# Goal of the exercise
Give the number of lines in the listing that hold the word "León". Write nothing but that number.

________

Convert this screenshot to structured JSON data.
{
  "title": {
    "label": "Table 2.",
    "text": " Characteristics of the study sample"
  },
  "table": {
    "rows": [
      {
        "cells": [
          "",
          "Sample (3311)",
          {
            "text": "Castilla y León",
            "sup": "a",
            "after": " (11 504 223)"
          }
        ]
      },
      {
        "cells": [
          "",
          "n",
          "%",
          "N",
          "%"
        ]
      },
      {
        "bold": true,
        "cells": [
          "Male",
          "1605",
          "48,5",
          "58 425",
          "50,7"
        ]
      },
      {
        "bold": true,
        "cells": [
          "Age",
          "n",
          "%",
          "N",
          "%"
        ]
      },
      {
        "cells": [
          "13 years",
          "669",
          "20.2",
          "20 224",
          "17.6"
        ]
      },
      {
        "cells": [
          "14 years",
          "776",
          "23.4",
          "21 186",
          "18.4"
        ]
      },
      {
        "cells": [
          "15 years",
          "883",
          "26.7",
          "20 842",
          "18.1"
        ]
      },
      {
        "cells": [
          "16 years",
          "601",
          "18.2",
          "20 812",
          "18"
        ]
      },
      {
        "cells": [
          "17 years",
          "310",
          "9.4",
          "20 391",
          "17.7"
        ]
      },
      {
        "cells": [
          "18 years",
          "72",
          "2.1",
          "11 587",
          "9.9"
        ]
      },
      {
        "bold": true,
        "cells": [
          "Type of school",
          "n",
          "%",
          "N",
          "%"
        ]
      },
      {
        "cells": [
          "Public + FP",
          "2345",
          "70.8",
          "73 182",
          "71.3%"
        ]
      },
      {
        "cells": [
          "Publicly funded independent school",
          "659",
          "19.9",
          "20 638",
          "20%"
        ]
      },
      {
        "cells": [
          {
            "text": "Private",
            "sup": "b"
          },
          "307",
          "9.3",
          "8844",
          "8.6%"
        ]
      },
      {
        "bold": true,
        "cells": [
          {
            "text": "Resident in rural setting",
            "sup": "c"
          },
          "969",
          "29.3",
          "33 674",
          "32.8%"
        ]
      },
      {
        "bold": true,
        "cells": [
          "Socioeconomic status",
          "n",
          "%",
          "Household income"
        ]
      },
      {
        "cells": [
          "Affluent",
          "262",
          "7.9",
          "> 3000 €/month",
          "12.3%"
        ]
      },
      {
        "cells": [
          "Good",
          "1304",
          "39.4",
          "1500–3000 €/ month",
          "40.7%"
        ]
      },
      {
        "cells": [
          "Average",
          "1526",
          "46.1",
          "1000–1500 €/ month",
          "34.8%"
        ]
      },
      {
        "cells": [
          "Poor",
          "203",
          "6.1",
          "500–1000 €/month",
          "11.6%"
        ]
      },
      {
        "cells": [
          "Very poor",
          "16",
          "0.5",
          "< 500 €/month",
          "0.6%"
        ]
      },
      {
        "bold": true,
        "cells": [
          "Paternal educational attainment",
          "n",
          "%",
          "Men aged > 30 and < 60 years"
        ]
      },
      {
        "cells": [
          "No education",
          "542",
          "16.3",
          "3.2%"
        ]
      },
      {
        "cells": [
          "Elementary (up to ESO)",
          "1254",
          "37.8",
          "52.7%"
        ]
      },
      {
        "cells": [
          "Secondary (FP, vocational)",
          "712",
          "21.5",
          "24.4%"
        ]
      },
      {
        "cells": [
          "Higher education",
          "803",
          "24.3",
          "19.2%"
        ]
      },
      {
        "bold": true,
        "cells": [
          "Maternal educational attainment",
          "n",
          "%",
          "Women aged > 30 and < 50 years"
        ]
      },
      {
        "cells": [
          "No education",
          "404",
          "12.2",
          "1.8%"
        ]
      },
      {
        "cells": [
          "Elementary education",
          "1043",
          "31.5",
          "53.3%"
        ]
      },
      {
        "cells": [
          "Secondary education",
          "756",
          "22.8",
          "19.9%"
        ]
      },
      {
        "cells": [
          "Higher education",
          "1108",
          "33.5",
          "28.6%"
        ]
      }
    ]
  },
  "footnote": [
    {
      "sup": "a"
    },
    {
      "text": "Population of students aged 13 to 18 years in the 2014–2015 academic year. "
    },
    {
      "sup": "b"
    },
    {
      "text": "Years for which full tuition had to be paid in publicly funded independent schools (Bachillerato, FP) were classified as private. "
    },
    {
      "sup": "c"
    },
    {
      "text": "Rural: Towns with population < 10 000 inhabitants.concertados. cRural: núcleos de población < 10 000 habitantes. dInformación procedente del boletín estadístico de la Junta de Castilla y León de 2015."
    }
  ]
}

________

# Output of the exercise
2